**Data for this exercise**:

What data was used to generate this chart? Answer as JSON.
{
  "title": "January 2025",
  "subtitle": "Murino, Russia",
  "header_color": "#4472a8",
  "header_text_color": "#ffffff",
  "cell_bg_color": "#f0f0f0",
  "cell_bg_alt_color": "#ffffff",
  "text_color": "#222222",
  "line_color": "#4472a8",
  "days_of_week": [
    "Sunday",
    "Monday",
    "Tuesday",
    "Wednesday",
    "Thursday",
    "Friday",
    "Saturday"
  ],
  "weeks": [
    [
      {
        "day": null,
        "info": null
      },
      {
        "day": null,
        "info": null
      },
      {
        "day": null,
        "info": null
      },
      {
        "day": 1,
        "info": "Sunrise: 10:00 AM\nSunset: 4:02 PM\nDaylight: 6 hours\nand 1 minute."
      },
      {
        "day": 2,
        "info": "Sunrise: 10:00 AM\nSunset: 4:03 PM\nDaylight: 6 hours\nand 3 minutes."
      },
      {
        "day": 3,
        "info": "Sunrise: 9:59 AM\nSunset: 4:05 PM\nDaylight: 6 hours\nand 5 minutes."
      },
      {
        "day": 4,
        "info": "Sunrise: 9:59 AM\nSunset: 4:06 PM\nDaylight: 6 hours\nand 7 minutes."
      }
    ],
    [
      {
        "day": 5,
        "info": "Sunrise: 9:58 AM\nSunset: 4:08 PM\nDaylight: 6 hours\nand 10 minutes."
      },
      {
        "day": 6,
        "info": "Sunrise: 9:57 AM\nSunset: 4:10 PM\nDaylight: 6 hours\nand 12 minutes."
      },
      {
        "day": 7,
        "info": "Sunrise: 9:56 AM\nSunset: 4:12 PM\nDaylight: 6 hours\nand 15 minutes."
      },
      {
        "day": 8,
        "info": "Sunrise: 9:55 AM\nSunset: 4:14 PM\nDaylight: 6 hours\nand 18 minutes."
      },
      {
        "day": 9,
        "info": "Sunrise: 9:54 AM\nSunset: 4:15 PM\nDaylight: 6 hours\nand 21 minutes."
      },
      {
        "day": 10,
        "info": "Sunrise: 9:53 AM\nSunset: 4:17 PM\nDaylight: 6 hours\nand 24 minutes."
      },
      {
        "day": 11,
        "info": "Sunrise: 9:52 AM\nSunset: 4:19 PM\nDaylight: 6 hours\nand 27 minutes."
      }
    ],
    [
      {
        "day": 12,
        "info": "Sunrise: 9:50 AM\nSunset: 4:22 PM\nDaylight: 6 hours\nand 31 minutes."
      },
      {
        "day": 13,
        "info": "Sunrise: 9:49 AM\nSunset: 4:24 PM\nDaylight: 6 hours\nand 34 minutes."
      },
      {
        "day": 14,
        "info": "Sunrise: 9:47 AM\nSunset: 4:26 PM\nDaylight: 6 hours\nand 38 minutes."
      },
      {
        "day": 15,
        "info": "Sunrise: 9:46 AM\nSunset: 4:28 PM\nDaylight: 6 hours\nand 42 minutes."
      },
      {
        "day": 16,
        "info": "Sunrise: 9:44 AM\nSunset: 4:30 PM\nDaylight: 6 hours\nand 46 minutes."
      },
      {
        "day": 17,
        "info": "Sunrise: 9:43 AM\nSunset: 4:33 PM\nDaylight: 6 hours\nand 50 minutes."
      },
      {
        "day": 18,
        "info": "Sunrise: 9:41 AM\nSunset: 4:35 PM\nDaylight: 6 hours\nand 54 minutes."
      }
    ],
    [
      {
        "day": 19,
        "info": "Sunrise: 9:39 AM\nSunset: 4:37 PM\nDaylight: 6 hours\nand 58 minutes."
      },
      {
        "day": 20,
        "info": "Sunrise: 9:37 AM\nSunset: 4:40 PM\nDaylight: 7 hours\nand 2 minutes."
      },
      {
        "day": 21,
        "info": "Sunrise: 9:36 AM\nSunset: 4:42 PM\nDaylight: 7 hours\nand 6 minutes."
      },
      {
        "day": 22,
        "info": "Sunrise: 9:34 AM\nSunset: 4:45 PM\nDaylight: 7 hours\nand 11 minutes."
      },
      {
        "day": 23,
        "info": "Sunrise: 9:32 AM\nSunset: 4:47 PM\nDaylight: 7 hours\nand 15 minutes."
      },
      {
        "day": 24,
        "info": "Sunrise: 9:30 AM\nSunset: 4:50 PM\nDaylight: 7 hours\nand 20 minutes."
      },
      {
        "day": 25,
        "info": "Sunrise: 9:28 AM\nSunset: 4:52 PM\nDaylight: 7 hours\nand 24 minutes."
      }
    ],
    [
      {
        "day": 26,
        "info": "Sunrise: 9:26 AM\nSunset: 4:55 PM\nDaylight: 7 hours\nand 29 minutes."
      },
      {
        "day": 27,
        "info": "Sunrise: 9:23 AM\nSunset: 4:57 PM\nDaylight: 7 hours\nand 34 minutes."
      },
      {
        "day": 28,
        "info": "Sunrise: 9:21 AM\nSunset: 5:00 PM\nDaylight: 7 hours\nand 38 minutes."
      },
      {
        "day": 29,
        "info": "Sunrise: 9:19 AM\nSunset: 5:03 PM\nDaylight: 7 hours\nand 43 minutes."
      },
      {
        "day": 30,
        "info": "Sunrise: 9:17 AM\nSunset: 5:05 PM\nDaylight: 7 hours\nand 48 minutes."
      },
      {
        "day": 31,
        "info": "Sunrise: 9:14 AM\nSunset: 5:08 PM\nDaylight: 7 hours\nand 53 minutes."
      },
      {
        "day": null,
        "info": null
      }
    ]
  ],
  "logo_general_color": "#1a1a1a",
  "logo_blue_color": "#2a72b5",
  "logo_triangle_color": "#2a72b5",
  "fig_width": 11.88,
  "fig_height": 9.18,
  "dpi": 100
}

**Requirements**: Your task is to reproduce all of the records exactly.

**Written reply**:
What data was used to generate this chart? Answer as JSON.
{
  "title": "January 2025",
  "subtitle": "Murino, Russia",
  "header_color": "#4472a8",
  "header_text_color": "#ffffff",
  "cell_bg_color": "#f0f0f0",
  "cell_bg_alt_color": "#ffffff",
  "text_color": "#222222",
  "line_color": "#4472a8",
  "days_of_week": [
    "Sunday",
    "Monday",
    "Tuesday",
    "Wednesday",
    "Thursday",
    "Friday",
    "Saturday"
  ],
  "weeks": [
    [
      {
        "day": null,
        "info": null
      },
      {
        "day": null,
        "info": null
      },
      {
        "day": null,
        "info": null
      },
      {
        "day": 1,
        "info": "Sunrise: 10:00 AM\nSunset: 4:02 PM\nDaylight: 6 hours\nand 1 minute."
      },
      {
        "day": 2,
        "info": "Sunrise: 10:00 AM\nSunset: 4:03 PM\nDaylight: 6 hours\nand 3 minutes."
      },
      {
        "day": 3,
        "info": "Sunrise: 9:59 AM\nSunset: 4:05 PM\nDaylight: 6 hours\nand 5 minutes."
      },
      {
        "day": 4,
        "info": "Sunrise: 9:59 AM\nSunset: 4:06 PM\nDaylight: 6 hours\nand 7 minutes."
      }
    ],
    [
      {
        "day": 5,
        "info": "Sunrise: 9:58 AM\nSunset: 4:08 PM\nDaylight: 6 hours\nand 10 minutes."
      },
      {
        "day": 6,
        "info": "Sunrise: 9:57 AM\nSunset: 4:10 PM\nDaylight: 6 hours\nand 12 minutes."
      },
      {
        "day": 7,
        "info": "Sunrise: 9:56 AM\nSunset: 4:12 PM\nDaylight: 6 hours\nand 15 minutes."
      },
      {
        "day": 8,
        "info": "Sunrise: 9:55 AM\nSunset: 4:14 PM\nDaylight: 6 hours\nand 18 minutes."
      },
      {
        "day": 9,
        "info": "Sunrise: 9:54 AM\nSunset: 4:15 PM\nDaylight: 6 hours\nand 21 minutes."
      },
      {
        "day": 10,
        "info": "Sunrise: 9:53 AM\nSunset: 4:17 PM\nDaylight: 6 hours\nand 24 minutes."
      },
      {
        "day": 11,
        "info": "Sunrise: 9:52 AM\nSunset: 4:19 PM\nDaylight: 6 hours\nand 27 minutes."
      }
    ],
    [
      {
        "day": 12,
        "info": "Sunrise: 9:50 AM\nSunset: 4:22 PM\nDaylight: 6 hours\nand 31 minutes."
      },
      {
        "day": 13,
        "info": "Sunrise: 9:49 AM\nSunset: 4:24 PM\nDaylight: 6 hours\nand 34 minutes."
      },
      {
        "day": 14,
        "info": "Sunrise: 9:47 AM\nSunset: 4:26 PM\nDaylight: 6 hours\nand 38 minutes."
      },
      {
        "day": 15,
        "info": "Sunrise: 9:46 AM\nSunset: 4:28 PM\nDaylight: 6 hours\nand 42 minutes."
      },
      {
        "day": 16,
        "info": "Sunrise: 9:44 AM\nSunset: 4:30 PM\nDaylight: 6 hours\nand 46 minutes."
      },
      {
        "day": 17,
        "info": "Sunrise: 9:43 AM\nSunset: 4:33 PM\nDaylight: 6 hours\nand 50 minutes."
      },
      {
        "day": 18,
        "info": "Sunrise: 9:41 AM\nSunset: 4:35 PM\nDaylight: 6 hours\nand 54 minutes."
      }
    ],
    [
      {
        "day": 19,
        "info": "Sunrise: 9:39 AM\nSunset: 4:37 PM\nDaylight: 6 hours\nand 58 minutes."
      },
      {
        "day": 20,
        "info": "Sunrise: 9:37 AM\nSunset: 4:40 PM\nDaylight: 7 hours\nand 2 minutes."
      },
      {
        "day": 21,
        "info": "Sunrise: 9:36 AM\nSunset: 4:42 PM\nDaylight: 7 hours\nand 6 minutes."
      },
      {
        "day": 22,
        "info": "Sunrise: 9:34 AM\nSunset: 4:45 PM\nDaylight: 7 hours\nand 11 minutes."
      },
      {
        "day": 23,
        "info": "Sunrise: 9:32 AM\nSunset: 4:47 PM\nDaylight: 7 hours\nand 15 minutes."
      },
      {
        "day": 24,
        "info": "Sunrise: 9:30 AM\nSunset: 4:50 PM\nDaylight: 7 hours\nand 20 minutes."
      },
      {
        "day": 25,
        "info": "Sunrise: 9:28 AM\nSunset: 4:52 PM\nDaylight: 7 hours\nand 24 minutes."
      }
    ],
    [
      {
        "day": 26,
        "info": "Sunrise: 9:26 AM\nSunset: 4:55 PM\nDaylight: 7 hours\nand 29 minutes."
      },
      {
        "day": 27,
        "info": "Sunrise: 9:23 AM\nSunset: 4:57 PM\nDaylight: 7 hours\nand 34 minutes."
      },
      {
        "day": 28,
        "info": "Sunrise: 9:21 AM\nSunset: 5:00 PM\nDaylight: 7 hours\nand 38 minutes."
      },
      {
        "day": 29,
        "info": "Sunrise: 9:19 AM\nSunset: 5:03 PM\nDaylight: 7 hours\nand 43 minutes."
      },
      {
        "day": 30,
        "info": "Sunrise: 9:17 AM\nSunset: 5:05 PM\nDaylight: 7 hours\nand 48 minutes."
      },
      {
        "day": 31,
        "info": "Sunrise: 9:14 AM\nSunset: 5:08 PM\nDaylight: 7 hours\nand 53 minutes."
      },
      {
        "day": null,
        "info": null
      }
    ]
  ],
  "logo_general_color": "#1a1a1a",
  "logo_blue_color": "#2a72b5",
  "logo_triangle_color": "#2a72b5",
  "fig_width": 11.88,
  "fig_height": 9.18,
  "dpi": 100
}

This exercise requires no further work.